Work instructions
What is the number of lines in these entries that contain "концепции"? State it alone.

*** Record extracts ***

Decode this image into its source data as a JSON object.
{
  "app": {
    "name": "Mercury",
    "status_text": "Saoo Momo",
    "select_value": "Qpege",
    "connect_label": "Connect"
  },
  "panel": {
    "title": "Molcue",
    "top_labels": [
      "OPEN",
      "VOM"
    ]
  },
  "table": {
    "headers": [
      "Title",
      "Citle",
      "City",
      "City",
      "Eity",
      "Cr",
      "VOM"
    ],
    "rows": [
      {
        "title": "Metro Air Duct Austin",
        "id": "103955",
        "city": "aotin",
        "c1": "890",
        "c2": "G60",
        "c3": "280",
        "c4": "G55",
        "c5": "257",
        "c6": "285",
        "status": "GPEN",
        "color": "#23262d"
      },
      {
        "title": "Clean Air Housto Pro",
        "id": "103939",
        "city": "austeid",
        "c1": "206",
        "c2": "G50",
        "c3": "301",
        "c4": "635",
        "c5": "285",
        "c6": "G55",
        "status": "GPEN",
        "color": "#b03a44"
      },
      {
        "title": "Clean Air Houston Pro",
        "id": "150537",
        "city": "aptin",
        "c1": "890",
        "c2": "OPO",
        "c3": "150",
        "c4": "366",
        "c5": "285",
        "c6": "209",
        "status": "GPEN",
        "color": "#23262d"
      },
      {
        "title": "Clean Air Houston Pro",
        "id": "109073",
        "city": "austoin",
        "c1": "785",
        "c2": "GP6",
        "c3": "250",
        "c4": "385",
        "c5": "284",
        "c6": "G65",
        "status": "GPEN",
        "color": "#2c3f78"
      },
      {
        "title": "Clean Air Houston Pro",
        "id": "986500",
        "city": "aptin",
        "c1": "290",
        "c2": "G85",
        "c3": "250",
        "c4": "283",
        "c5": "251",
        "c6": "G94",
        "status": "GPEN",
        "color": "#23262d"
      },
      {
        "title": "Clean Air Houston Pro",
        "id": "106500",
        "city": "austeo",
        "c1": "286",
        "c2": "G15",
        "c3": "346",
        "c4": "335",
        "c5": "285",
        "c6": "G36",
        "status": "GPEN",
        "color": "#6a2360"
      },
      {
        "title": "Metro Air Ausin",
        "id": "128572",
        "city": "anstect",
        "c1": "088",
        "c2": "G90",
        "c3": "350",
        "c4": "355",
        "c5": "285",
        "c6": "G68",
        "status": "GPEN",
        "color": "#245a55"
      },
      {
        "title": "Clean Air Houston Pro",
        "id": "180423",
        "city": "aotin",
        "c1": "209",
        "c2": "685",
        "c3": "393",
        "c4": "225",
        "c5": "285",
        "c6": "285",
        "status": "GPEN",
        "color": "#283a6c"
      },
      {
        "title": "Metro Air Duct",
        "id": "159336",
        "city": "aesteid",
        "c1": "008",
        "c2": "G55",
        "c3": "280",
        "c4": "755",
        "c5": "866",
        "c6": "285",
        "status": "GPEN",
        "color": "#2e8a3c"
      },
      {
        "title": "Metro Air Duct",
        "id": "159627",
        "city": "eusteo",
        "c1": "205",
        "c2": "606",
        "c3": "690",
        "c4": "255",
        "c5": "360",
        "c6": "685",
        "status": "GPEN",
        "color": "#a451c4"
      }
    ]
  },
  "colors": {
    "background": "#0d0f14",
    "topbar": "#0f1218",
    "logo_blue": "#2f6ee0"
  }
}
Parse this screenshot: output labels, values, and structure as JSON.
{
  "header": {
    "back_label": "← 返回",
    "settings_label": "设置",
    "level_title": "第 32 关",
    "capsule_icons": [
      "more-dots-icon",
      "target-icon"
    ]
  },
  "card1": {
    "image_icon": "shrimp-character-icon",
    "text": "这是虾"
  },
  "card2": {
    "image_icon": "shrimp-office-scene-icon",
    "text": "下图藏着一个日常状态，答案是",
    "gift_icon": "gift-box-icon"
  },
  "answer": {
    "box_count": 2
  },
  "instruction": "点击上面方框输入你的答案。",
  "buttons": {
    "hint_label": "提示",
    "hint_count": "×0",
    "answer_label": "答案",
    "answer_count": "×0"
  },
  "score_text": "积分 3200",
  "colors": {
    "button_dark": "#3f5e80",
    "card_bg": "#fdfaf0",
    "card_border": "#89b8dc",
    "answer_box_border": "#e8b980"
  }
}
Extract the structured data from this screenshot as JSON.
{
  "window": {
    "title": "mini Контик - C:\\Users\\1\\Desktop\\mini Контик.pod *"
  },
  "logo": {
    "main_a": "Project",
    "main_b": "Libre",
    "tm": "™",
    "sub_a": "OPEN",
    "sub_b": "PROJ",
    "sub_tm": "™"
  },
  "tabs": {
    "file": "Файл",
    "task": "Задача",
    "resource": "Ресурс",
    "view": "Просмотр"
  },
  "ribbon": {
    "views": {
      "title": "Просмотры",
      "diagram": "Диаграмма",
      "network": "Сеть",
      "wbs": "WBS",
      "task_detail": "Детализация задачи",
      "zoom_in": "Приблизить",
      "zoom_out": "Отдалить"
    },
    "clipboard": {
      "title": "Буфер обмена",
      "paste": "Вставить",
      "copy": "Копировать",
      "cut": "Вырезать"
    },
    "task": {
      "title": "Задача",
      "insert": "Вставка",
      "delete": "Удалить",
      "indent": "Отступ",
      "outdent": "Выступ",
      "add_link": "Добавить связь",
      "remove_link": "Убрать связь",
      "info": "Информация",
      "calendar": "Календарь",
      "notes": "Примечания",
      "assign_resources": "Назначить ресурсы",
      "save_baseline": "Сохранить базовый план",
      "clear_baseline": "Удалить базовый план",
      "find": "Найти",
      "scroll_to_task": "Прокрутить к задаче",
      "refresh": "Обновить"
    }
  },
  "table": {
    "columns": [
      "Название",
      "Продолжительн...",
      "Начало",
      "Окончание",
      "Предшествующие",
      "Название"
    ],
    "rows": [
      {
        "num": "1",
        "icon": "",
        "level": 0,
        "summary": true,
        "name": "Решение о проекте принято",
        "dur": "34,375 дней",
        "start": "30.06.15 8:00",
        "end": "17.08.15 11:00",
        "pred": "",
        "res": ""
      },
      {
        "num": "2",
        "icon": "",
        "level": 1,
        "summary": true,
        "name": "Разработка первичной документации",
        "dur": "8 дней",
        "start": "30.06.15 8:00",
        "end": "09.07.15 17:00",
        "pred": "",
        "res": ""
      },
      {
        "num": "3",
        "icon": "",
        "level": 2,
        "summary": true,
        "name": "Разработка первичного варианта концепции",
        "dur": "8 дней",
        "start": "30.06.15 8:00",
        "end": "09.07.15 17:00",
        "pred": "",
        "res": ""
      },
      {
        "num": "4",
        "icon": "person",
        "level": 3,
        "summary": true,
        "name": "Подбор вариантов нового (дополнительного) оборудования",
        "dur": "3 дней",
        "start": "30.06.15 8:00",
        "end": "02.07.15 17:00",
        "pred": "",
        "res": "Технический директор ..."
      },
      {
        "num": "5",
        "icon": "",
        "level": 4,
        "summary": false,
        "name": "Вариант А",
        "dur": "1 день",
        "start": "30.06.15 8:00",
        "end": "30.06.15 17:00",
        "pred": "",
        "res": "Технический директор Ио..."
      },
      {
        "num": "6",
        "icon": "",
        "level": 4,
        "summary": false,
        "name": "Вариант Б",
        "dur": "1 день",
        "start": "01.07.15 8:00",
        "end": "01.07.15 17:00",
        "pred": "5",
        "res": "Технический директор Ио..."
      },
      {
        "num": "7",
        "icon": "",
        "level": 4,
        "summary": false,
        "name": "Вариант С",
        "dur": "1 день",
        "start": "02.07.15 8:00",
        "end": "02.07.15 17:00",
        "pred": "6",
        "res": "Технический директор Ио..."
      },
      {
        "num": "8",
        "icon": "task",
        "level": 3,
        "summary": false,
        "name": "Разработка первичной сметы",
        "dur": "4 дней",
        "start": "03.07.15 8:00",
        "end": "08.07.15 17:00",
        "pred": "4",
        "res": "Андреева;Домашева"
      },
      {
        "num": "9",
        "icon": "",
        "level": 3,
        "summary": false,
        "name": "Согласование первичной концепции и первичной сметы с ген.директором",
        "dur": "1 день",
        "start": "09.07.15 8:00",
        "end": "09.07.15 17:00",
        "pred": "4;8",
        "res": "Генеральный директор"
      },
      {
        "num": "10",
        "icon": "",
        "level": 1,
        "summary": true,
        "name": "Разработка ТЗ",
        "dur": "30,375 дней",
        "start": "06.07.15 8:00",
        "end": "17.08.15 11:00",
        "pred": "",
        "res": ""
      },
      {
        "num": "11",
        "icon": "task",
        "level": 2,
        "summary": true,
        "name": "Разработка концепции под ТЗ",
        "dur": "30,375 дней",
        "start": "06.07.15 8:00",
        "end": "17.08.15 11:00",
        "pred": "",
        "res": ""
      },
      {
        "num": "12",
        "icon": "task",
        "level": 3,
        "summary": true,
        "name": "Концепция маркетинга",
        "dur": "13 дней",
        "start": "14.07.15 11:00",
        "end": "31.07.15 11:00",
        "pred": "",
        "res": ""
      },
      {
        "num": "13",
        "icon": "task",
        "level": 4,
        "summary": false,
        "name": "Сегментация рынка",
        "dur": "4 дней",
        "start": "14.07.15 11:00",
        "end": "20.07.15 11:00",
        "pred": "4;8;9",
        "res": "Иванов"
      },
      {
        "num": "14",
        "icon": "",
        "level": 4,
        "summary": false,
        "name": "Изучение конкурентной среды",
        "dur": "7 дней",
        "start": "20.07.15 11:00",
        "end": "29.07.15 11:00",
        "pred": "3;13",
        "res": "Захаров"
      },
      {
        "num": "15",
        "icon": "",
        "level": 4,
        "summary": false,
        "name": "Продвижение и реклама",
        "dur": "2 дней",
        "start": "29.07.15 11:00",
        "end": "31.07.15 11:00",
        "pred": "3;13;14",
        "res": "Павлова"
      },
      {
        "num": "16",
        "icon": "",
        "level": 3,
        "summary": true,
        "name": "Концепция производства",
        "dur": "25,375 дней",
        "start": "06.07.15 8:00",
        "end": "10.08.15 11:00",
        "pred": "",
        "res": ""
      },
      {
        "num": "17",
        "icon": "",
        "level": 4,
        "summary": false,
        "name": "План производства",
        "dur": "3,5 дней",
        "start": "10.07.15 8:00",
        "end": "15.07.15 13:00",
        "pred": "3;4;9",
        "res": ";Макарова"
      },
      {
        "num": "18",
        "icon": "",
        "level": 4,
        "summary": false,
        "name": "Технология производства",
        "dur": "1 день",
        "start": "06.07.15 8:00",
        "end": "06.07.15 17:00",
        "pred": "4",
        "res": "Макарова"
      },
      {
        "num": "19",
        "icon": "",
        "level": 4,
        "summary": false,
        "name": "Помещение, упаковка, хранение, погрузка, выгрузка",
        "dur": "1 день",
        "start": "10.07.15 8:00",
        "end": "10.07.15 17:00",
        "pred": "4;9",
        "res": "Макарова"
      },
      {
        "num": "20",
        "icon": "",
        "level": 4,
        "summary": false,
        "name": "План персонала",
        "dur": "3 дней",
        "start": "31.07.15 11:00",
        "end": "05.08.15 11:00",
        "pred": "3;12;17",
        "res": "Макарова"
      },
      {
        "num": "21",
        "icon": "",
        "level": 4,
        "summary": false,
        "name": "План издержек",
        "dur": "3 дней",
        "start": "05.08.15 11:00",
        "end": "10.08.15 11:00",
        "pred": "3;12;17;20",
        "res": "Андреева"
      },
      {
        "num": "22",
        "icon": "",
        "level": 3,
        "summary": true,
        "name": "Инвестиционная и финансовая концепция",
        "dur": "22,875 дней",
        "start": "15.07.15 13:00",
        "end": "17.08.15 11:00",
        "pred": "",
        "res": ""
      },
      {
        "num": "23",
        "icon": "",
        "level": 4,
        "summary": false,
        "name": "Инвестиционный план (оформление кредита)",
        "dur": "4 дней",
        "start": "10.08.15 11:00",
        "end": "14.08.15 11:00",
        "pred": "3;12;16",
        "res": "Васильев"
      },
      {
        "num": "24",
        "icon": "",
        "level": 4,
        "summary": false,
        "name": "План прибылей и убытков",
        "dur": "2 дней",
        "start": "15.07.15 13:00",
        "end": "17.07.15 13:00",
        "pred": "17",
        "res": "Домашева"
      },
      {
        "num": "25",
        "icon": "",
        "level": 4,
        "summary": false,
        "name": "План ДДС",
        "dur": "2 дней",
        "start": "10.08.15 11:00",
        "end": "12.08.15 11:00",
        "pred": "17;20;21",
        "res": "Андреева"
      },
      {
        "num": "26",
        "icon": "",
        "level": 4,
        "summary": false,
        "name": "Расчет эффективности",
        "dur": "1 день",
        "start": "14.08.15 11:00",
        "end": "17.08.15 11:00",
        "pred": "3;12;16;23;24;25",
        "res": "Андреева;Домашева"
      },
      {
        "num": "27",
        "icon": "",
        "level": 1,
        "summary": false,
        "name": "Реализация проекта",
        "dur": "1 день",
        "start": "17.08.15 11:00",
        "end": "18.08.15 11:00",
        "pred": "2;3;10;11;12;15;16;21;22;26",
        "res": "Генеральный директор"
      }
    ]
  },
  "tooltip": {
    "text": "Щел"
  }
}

***

Response to the task
3